[Collected data]
** start **

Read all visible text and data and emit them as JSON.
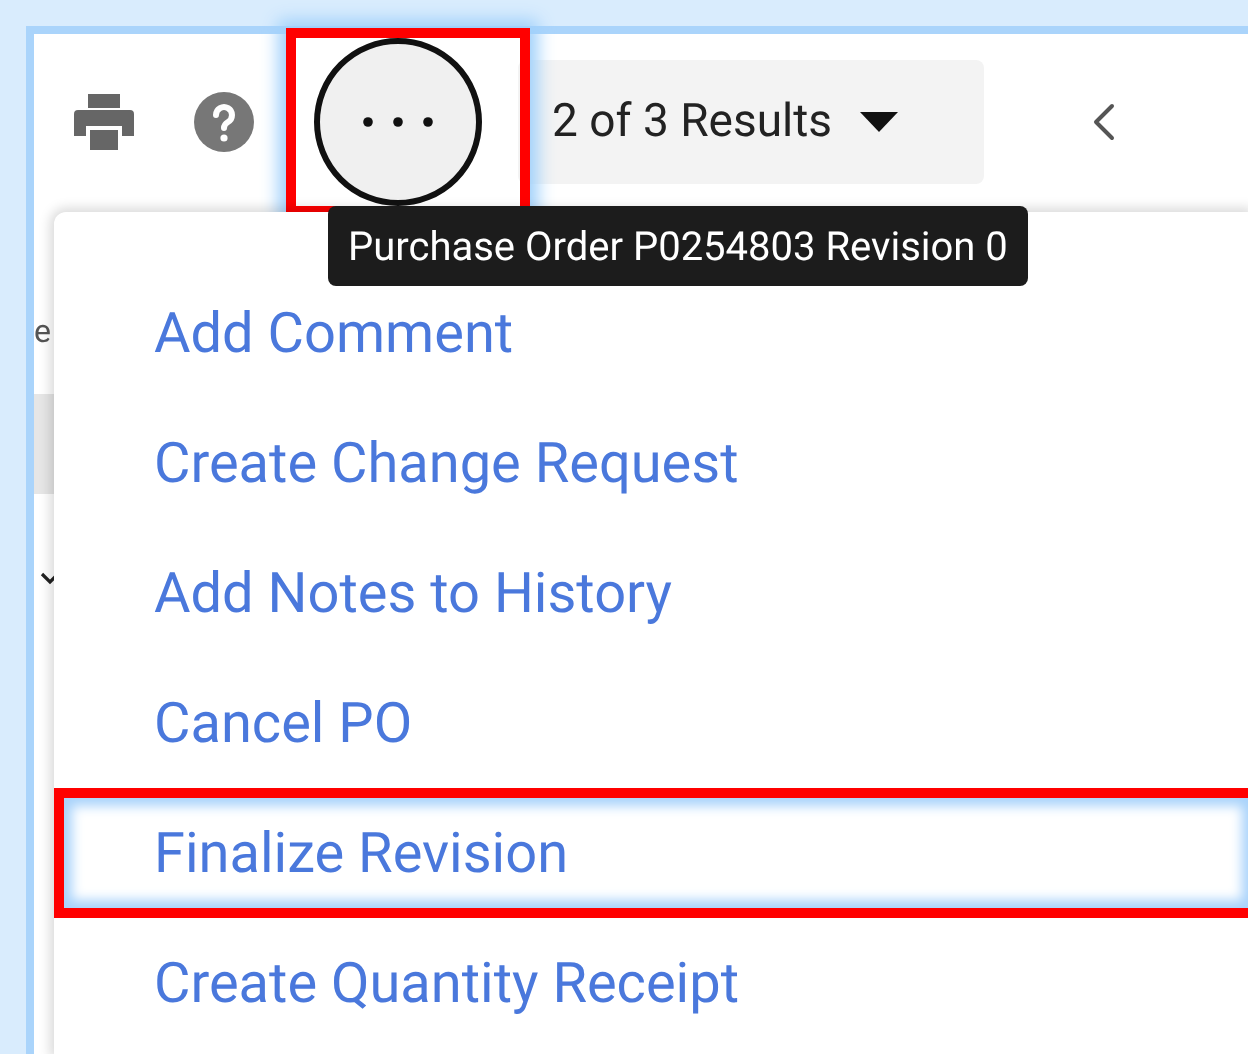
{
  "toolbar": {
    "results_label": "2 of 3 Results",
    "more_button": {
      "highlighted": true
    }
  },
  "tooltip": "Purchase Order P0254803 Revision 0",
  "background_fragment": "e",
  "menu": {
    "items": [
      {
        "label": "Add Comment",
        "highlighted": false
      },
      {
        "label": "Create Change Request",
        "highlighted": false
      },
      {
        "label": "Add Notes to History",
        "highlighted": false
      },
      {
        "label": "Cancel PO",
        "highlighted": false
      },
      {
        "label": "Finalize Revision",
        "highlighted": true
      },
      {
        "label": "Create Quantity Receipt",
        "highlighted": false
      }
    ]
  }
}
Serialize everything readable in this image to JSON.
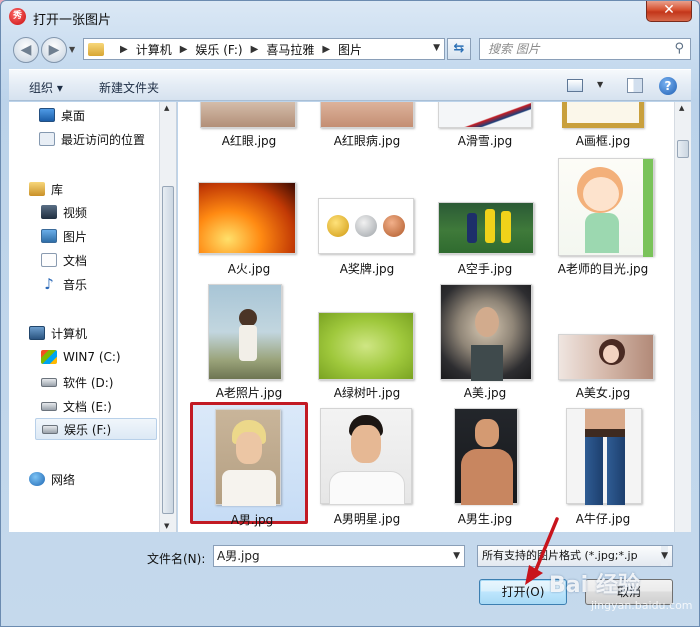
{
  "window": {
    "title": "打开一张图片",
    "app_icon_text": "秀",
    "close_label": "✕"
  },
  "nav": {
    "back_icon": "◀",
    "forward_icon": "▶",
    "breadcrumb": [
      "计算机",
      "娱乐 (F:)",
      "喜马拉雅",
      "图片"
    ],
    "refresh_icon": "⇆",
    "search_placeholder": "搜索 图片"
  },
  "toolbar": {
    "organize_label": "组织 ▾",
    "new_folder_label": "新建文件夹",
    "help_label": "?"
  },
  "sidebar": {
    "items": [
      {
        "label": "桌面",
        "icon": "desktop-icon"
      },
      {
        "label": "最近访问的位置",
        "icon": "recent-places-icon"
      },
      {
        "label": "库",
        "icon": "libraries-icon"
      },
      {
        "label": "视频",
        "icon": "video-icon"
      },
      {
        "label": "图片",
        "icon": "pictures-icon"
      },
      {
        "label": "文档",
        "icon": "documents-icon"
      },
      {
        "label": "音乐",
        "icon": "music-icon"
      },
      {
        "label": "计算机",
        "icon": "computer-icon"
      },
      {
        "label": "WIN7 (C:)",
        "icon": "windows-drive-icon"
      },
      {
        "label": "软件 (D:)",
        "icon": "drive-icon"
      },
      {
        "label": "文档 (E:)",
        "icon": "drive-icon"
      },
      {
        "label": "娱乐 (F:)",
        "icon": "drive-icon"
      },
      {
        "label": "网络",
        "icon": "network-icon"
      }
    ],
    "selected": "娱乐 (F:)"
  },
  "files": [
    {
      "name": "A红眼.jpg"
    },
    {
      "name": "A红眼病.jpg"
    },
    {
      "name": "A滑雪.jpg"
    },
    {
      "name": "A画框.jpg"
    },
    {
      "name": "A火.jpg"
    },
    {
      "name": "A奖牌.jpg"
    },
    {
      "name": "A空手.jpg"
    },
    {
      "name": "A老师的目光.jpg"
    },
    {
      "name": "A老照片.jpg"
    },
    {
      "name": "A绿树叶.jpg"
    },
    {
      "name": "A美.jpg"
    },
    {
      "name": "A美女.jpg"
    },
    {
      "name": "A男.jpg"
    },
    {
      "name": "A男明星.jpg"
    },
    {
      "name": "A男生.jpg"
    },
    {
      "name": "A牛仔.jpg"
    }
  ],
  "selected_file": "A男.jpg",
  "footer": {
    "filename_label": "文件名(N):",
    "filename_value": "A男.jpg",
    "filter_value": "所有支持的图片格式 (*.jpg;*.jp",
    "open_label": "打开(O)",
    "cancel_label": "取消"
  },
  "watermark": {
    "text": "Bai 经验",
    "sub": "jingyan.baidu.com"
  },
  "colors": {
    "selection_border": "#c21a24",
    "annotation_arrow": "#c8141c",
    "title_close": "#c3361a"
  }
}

** end **
** start **

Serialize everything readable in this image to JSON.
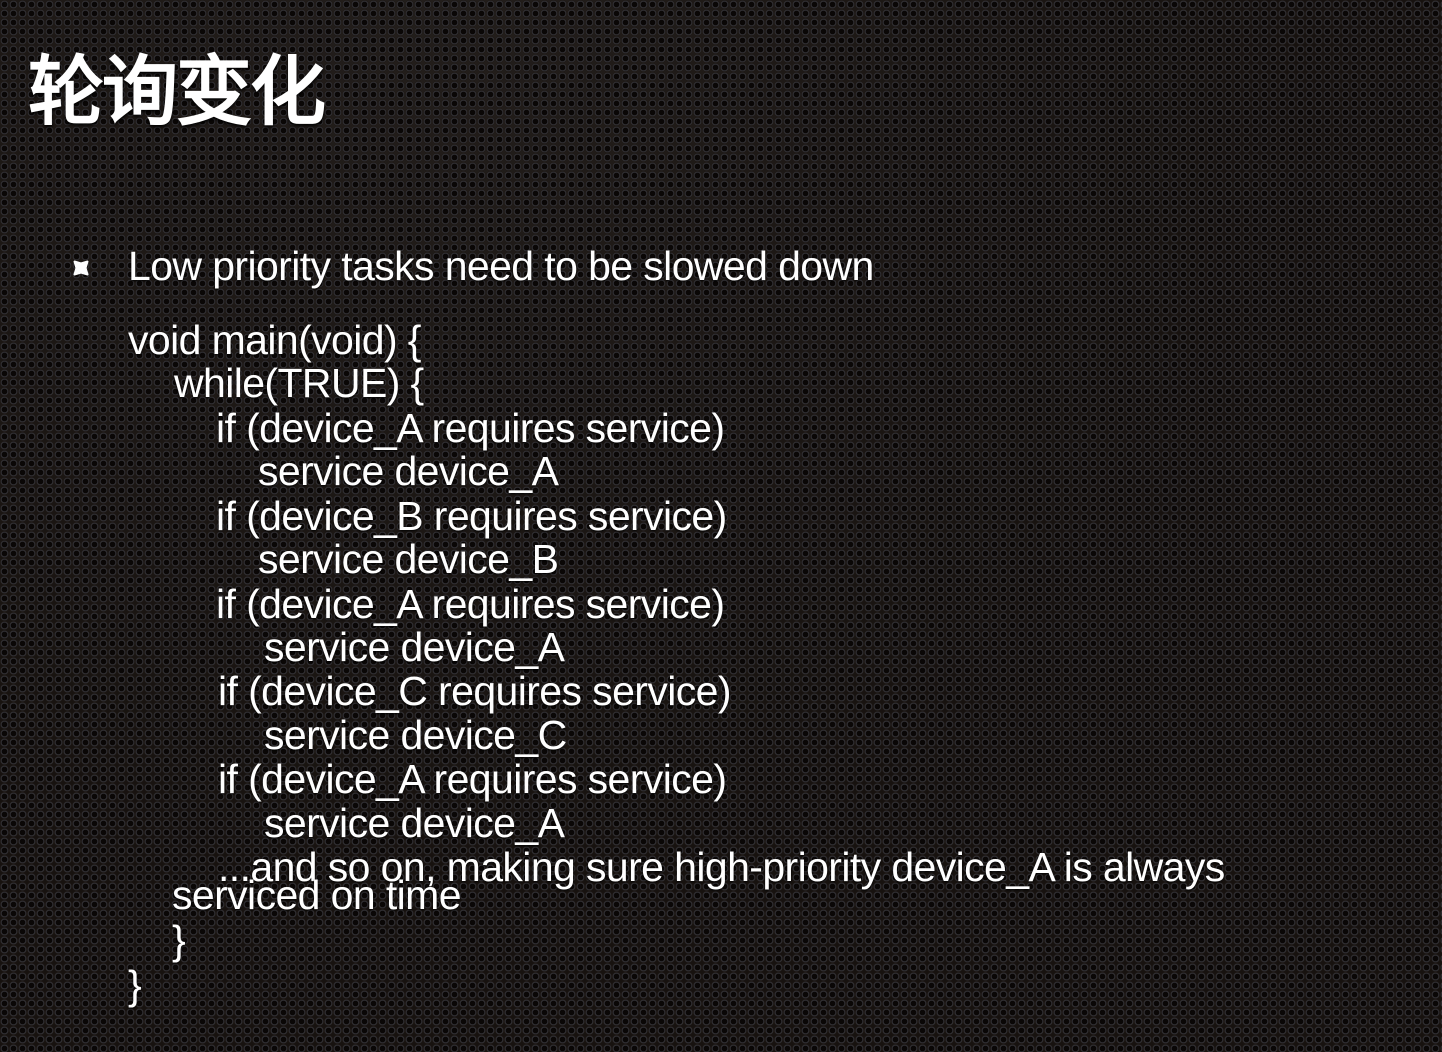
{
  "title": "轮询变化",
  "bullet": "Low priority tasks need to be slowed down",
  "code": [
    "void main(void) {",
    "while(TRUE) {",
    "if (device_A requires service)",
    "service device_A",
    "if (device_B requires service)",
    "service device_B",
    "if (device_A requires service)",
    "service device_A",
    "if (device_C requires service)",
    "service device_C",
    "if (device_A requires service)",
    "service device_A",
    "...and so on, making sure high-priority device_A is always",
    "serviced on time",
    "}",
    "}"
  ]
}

** end **
** start **

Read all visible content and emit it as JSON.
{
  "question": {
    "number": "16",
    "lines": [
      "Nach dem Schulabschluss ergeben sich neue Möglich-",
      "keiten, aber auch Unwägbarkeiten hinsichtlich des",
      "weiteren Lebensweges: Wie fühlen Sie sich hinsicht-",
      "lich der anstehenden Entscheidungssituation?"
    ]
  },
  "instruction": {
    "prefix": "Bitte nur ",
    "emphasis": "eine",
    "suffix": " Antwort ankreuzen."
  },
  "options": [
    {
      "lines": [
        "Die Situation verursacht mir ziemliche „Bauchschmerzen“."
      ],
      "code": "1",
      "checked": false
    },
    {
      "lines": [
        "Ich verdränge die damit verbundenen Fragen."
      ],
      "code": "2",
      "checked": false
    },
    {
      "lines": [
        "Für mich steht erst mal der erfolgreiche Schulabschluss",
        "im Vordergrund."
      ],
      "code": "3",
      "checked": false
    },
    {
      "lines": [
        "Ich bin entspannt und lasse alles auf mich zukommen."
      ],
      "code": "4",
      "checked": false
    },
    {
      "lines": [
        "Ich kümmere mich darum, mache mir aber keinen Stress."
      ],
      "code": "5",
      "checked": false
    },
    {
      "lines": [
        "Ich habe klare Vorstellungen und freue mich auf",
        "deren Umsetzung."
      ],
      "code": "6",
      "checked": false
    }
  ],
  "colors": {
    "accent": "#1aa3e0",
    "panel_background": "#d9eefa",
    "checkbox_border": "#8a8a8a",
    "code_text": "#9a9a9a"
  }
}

** end **

Only the number is wanted: how many lines of the material contain the word "visible"?

TASK RESULT
2